▸ Stored items from a collection
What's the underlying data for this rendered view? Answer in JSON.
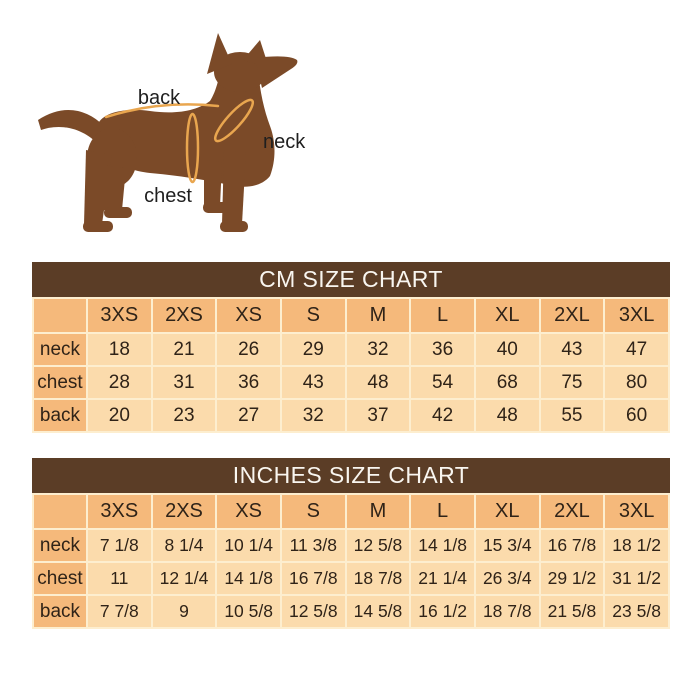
{
  "diagram": {
    "labels": {
      "back": "back",
      "neck": "neck",
      "chest": "chest"
    },
    "dog_color": "#7B4A28",
    "measure_line_color": "#E9A64F",
    "label_text_color": "#1F1F1F"
  },
  "chart_data": [
    {
      "type": "table",
      "title": "CM SIZE CHART",
      "columns": [
        "3XS",
        "2XS",
        "XS",
        "S",
        "M",
        "L",
        "XL",
        "2XL",
        "3XL"
      ],
      "rows": [
        {
          "label": "neck",
          "values": [
            "18",
            "21",
            "26",
            "29",
            "32",
            "36",
            "40",
            "43",
            "47"
          ]
        },
        {
          "label": "chest",
          "values": [
            "28",
            "31",
            "36",
            "43",
            "48",
            "54",
            "68",
            "75",
            "80"
          ]
        },
        {
          "label": "back",
          "values": [
            "20",
            "23",
            "27",
            "32",
            "37",
            "42",
            "48",
            "55",
            "60"
          ]
        }
      ]
    },
    {
      "type": "table",
      "title": "INCHES SIZE CHART",
      "columns": [
        "3XS",
        "2XS",
        "XS",
        "S",
        "M",
        "L",
        "XL",
        "2XL",
        "3XL"
      ],
      "rows": [
        {
          "label": "neck",
          "values": [
            "7 1/8",
            "8 1/4",
            "10 1/4",
            "11 3/8",
            "12 5/8",
            "14 1/8",
            "15 3/4",
            "16 7/8",
            "18 1/2"
          ]
        },
        {
          "label": "chest",
          "values": [
            "11",
            "12 1/4",
            "14 1/8",
            "16 7/8",
            "18 7/8",
            "21 1/4",
            "26 3/4",
            "29 1/2",
            "31 1/2"
          ]
        },
        {
          "label": "back",
          "values": [
            "7 7/8",
            "9",
            "10 5/8",
            "12 5/8",
            "14 5/8",
            "16 1/2",
            "18 7/8",
            "21 5/8",
            "23 5/8"
          ]
        }
      ]
    }
  ],
  "colors": {
    "title_bar_bg": "#5B3D26",
    "title_text": "#F9F6F0",
    "header_cell_bg": "#F5B97B",
    "data_cell_bg": "#FBDBAC",
    "grid_line": "#FDEECF",
    "cell_text": "#2F2318",
    "page_bg": "#FFFFFF"
  }
}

▸ Exercise brief
The pictures in the entries should be left out; output everything else exactly.

▸ Answer in full
What's the underlying data for this rendered view? Answer in JSON.
{
  "diagram": {
    "labels": {
      "back": "back",
      "neck": "neck",
      "chest": "chest"
    },
    "dog_color": "#7B4A28",
    "measure_line_color": "#E9A64F",
    "label_text_color": "#1F1F1F"
  },
  "chart_data": [
    {
      "type": "table",
      "title": "CM SIZE CHART",
      "columns": [
        "3XS",
        "2XS",
        "XS",
        "S",
        "M",
        "L",
        "XL",
        "2XL",
        "3XL"
      ],
      "rows": [
        {
          "label": "neck",
          "values": [
            "18",
            "21",
            "26",
            "29",
            "32",
            "36",
            "40",
            "43",
            "47"
          ]
        },
        {
          "label": "chest",
          "values": [
            "28",
            "31",
            "36",
            "43",
            "48",
            "54",
            "68",
            "75",
            "80"
          ]
        },
        {
          "label": "back",
          "values": [
            "20",
            "23",
            "27",
            "32",
            "37",
            "42",
            "48",
            "55",
            "60"
          ]
        }
      ]
    },
    {
      "type": "table",
      "title": "INCHES SIZE CHART",
      "columns": [
        "3XS",
        "2XS",
        "XS",
        "S",
        "M",
        "L",
        "XL",
        "2XL",
        "3XL"
      ],
      "rows": [
        {
          "label": "neck",
          "values": [
            "7 1/8",
            "8 1/4",
            "10 1/4",
            "11 3/8",
            "12 5/8",
            "14 1/8",
            "15 3/4",
            "16 7/8",
            "18 1/2"
          ]
        },
        {
          "label": "chest",
          "values": [
            "11",
            "12 1/4",
            "14 1/8",
            "16 7/8",
            "18 7/8",
            "21 1/4",
            "26 3/4",
            "29 1/2",
            "31 1/2"
          ]
        },
        {
          "label": "back",
          "values": [
            "7 7/8",
            "9",
            "10 5/8",
            "12 5/8",
            "14 5/8",
            "16 1/2",
            "18 7/8",
            "21 5/8",
            "23 5/8"
          ]
        }
      ]
    }
  ],
  "colors": {
    "title_bar_bg": "#5B3D26",
    "title_text": "#F9F6F0",
    "header_cell_bg": "#F5B97B",
    "data_cell_bg": "#FBDBAC",
    "grid_line": "#FDEECF",
    "cell_text": "#2F2318",
    "page_bg": "#FFFFFF"
  }
}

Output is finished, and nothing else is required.